*INPUT DATA*
[Begin]

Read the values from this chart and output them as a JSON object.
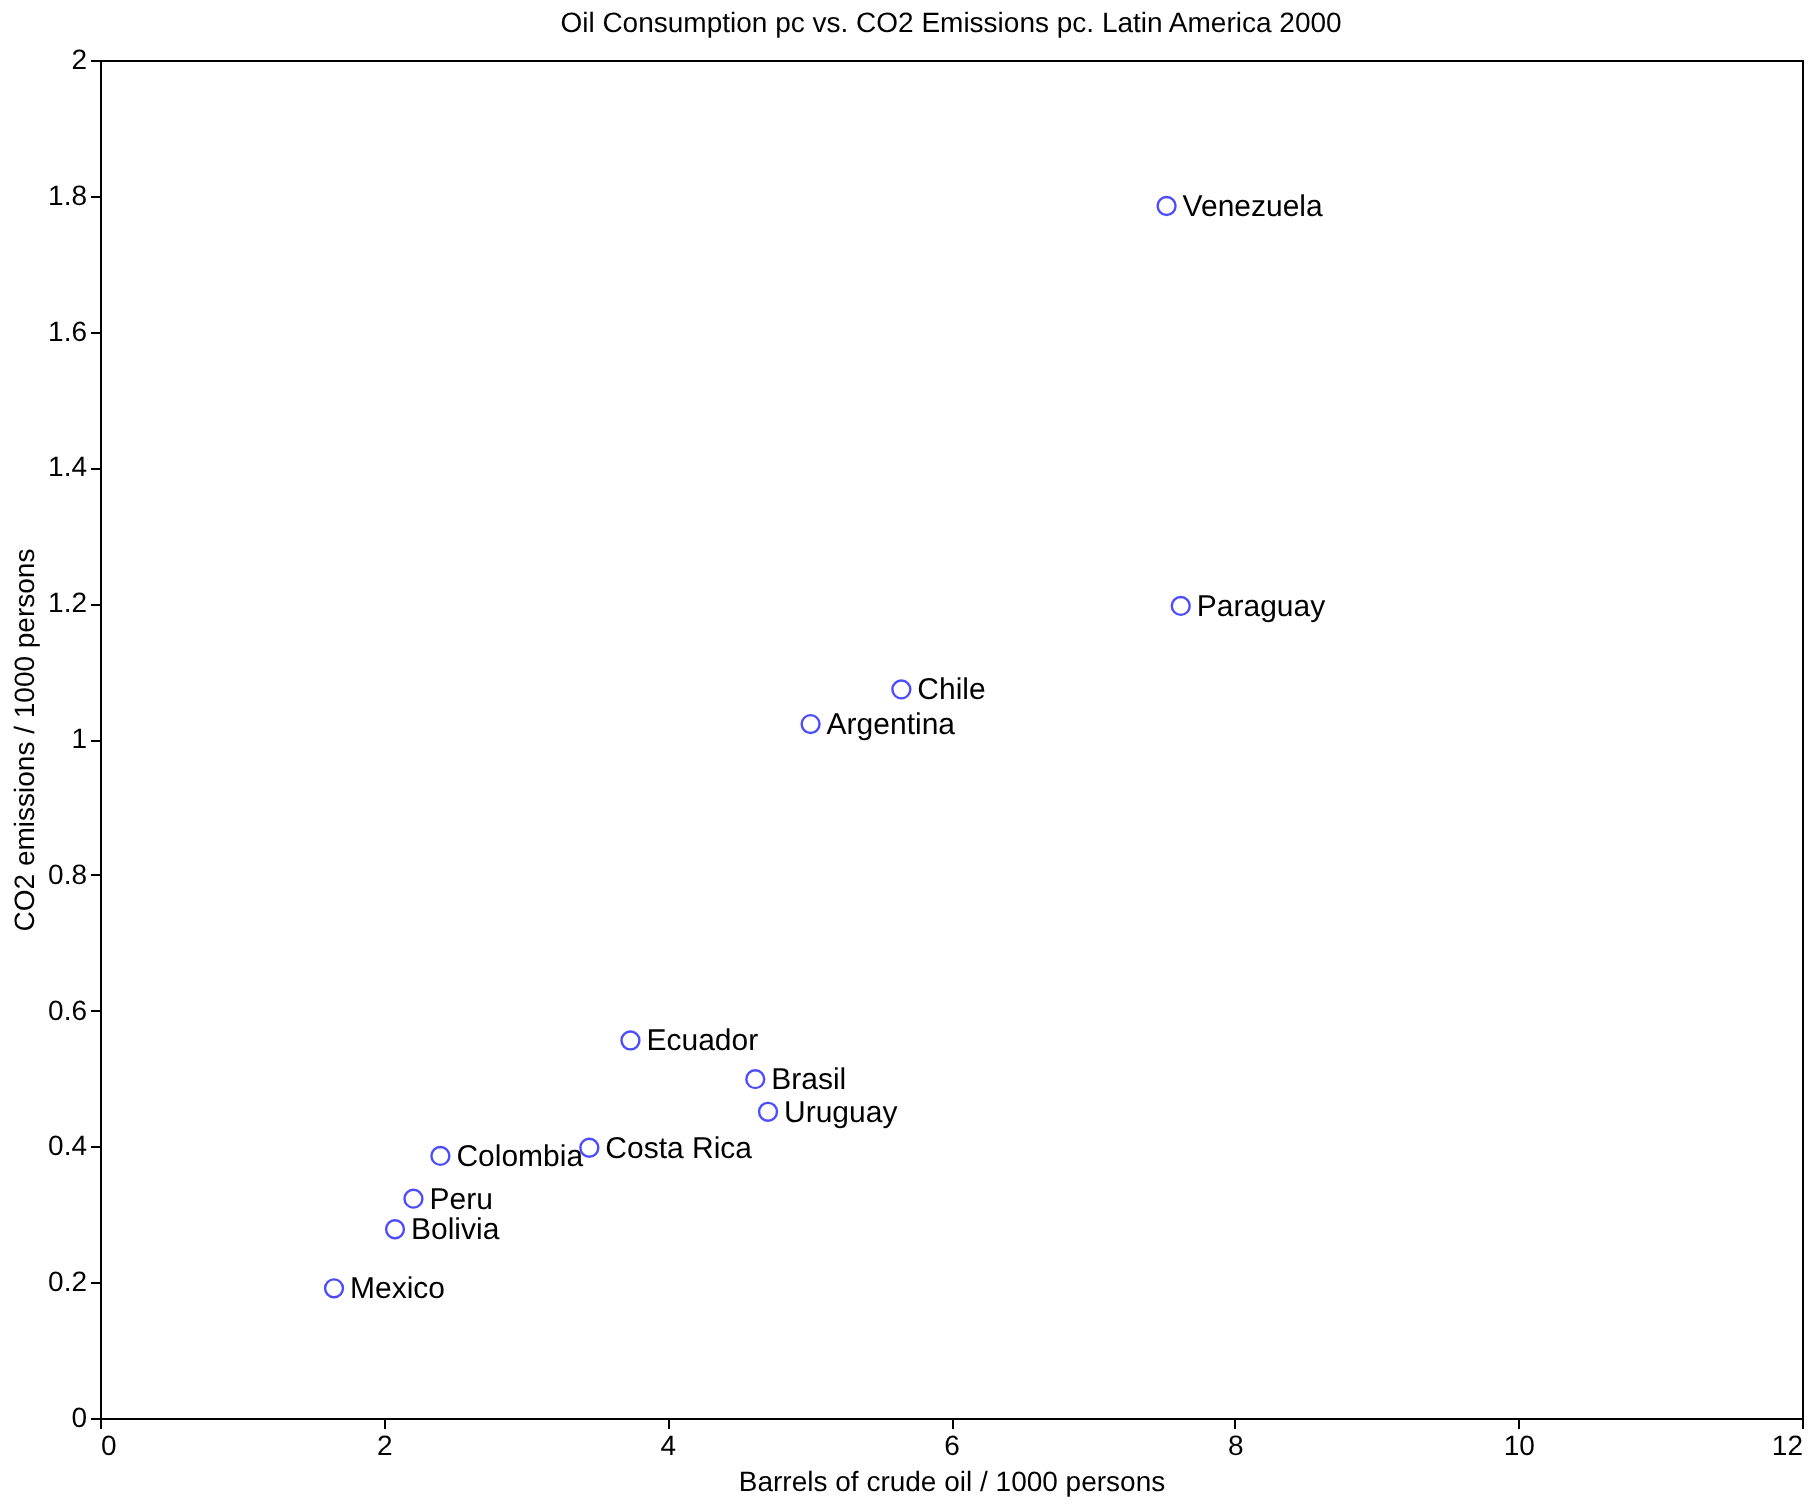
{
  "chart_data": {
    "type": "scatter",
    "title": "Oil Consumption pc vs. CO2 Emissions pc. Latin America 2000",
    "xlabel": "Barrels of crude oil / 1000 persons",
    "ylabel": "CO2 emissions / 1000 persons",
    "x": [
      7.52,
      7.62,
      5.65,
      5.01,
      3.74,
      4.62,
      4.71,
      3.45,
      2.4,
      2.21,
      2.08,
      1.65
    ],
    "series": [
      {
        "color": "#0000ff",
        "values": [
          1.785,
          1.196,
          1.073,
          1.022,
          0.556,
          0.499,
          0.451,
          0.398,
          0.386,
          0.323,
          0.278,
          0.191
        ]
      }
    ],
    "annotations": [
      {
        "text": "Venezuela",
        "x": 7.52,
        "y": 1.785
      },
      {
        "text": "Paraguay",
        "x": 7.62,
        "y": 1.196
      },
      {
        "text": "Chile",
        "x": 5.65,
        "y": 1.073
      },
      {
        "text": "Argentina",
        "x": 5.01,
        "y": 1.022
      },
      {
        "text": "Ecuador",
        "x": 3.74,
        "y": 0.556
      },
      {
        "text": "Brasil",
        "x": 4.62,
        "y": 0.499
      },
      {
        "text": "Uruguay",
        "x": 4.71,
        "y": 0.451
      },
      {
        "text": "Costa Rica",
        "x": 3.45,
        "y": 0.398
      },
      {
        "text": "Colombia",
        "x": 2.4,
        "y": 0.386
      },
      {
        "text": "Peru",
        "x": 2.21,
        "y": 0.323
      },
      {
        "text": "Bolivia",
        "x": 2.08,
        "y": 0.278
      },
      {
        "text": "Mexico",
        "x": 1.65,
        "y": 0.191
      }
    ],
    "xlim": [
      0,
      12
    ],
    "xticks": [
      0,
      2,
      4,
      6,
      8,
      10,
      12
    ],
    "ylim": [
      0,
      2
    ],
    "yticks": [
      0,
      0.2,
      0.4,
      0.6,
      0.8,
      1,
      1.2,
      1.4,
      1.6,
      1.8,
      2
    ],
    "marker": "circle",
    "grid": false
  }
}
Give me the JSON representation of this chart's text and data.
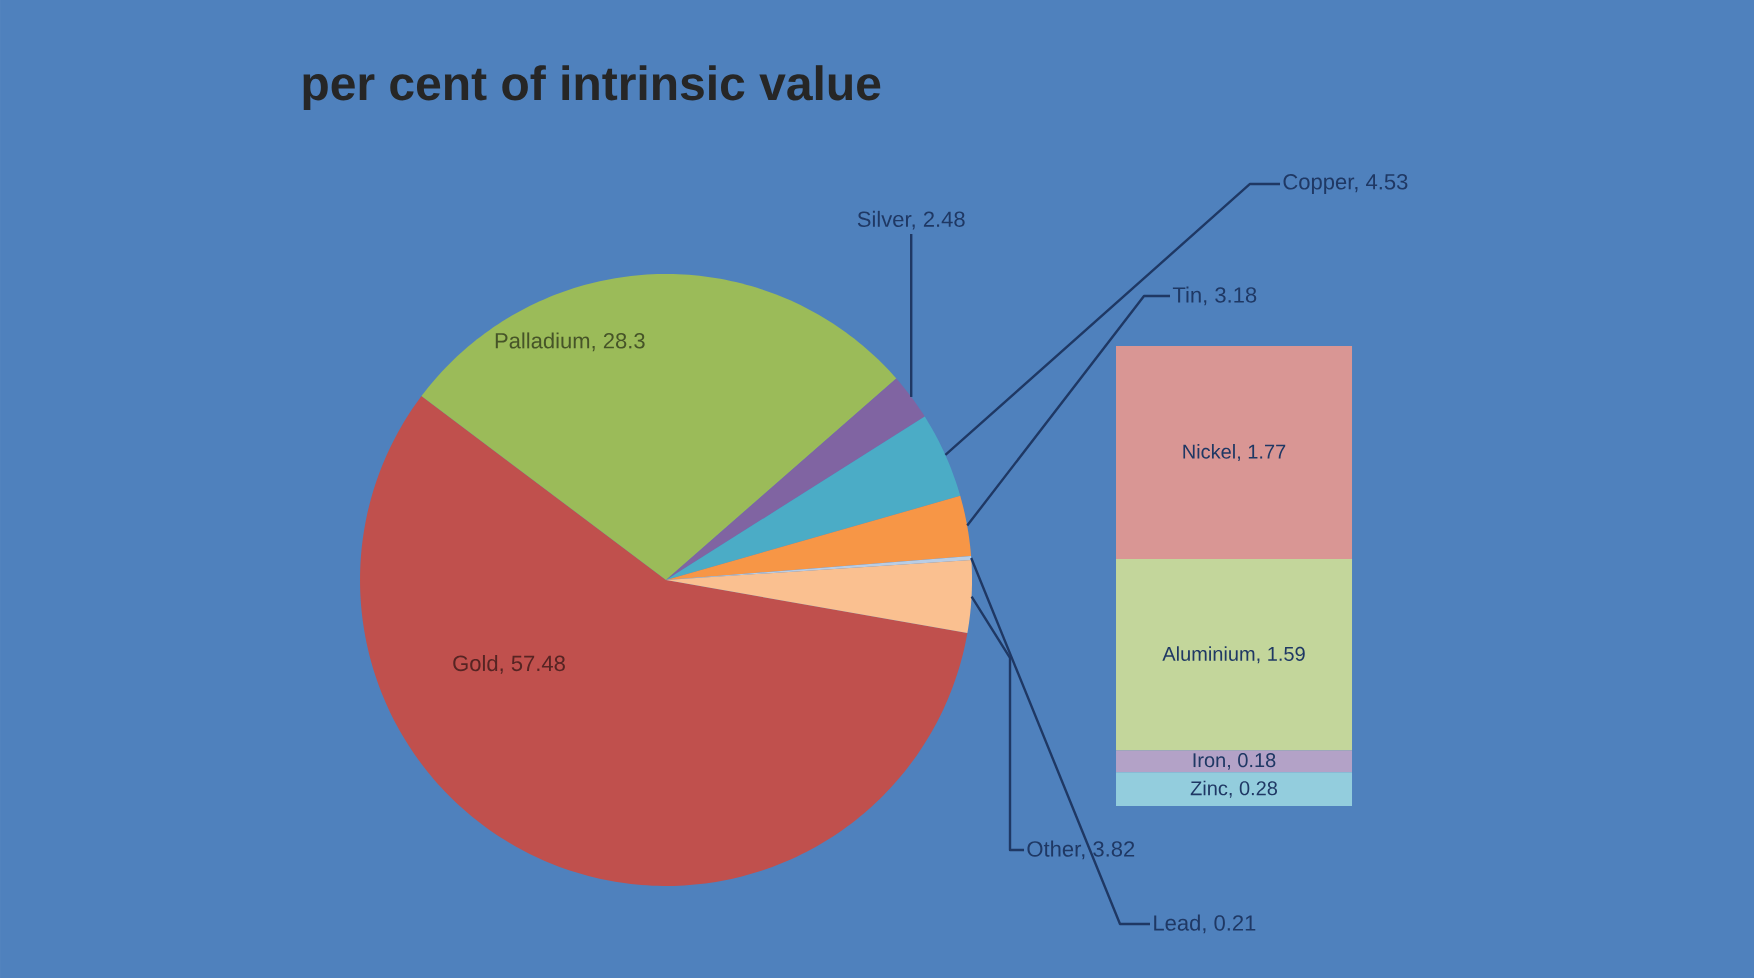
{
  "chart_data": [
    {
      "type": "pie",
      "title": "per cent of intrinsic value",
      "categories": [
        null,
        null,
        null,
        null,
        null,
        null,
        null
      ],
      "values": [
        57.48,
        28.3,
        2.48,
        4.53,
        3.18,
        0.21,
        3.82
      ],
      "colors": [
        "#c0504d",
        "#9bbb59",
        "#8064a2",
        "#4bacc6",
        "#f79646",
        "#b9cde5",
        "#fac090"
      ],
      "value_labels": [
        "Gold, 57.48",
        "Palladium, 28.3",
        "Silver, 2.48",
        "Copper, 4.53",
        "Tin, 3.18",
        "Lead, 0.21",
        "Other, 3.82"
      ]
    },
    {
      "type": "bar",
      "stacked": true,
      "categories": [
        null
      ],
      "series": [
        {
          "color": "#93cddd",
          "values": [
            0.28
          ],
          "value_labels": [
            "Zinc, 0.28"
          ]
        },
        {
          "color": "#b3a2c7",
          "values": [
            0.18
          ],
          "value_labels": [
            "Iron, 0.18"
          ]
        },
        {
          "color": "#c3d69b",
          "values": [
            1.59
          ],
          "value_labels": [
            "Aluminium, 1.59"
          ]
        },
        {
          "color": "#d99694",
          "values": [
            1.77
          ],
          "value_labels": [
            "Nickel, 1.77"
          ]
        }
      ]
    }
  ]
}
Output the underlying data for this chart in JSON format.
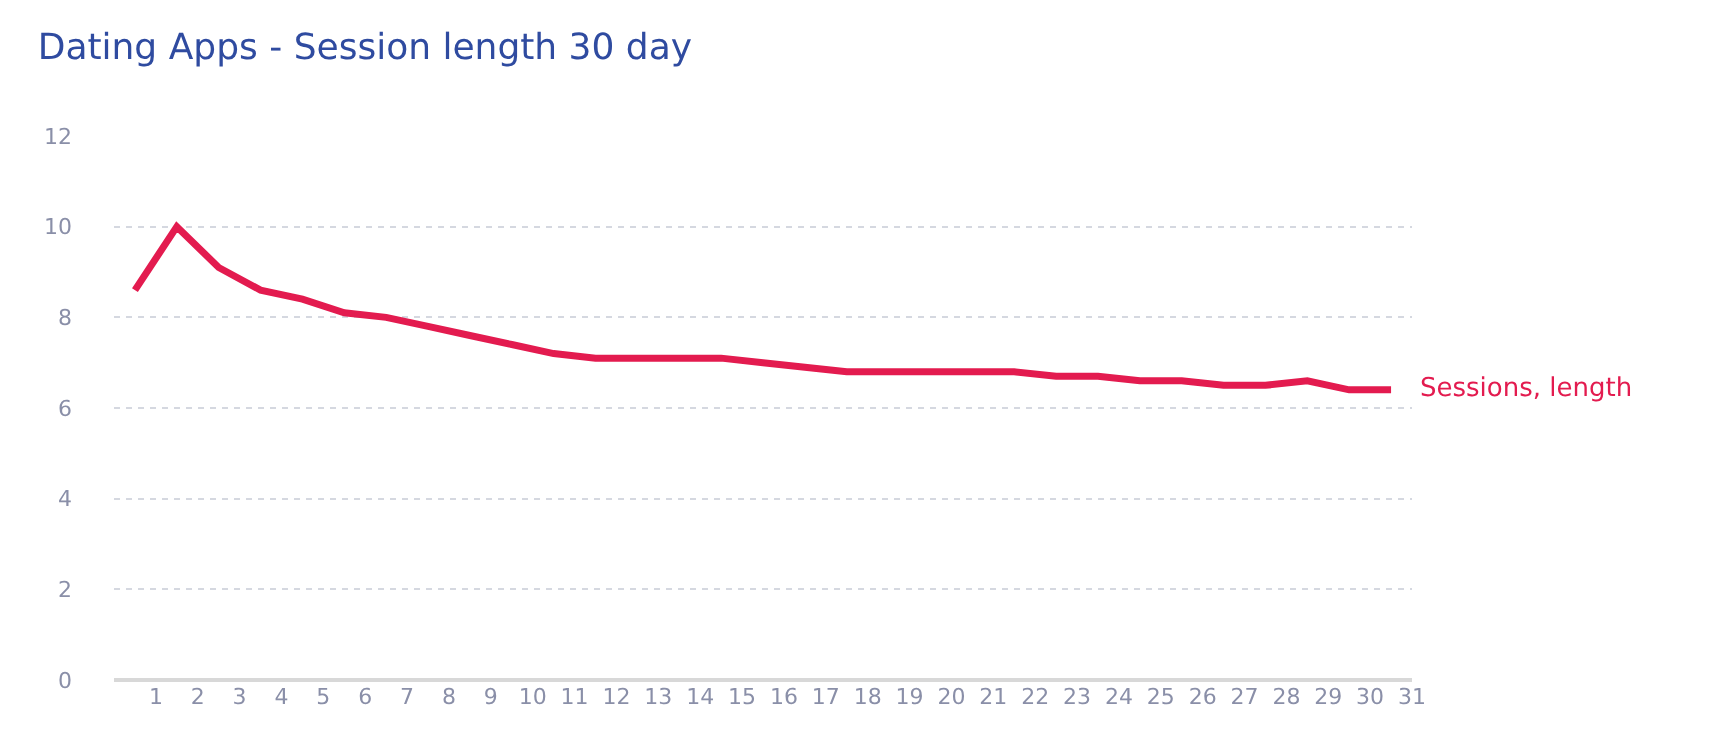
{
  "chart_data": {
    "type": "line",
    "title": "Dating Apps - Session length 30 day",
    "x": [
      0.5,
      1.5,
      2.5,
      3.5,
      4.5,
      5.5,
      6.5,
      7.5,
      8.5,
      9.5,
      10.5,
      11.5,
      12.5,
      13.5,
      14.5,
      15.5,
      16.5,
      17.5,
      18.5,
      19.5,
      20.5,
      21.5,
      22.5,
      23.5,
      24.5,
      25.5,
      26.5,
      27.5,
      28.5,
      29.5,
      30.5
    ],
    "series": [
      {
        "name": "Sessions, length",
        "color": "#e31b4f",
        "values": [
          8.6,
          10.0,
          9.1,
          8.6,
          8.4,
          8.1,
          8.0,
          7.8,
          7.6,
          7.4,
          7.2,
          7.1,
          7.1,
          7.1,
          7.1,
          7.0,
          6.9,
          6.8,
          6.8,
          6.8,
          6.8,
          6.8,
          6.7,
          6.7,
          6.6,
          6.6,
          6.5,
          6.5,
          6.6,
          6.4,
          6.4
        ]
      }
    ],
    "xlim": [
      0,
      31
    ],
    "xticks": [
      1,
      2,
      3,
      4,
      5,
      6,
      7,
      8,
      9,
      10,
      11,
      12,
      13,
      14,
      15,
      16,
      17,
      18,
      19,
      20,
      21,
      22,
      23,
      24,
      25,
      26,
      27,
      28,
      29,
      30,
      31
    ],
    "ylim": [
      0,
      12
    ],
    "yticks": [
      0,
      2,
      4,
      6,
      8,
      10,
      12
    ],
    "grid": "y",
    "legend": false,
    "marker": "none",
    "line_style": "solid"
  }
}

[End]

*TASK REQUIREMENTS*
Which lines hold the word "persons"? Show each one.

*FULL RESPONSE*
    "xlabel": "Barrels of crude oil / 1000 persons",
    "ylabel": "CO2 emissions / 1000 persons",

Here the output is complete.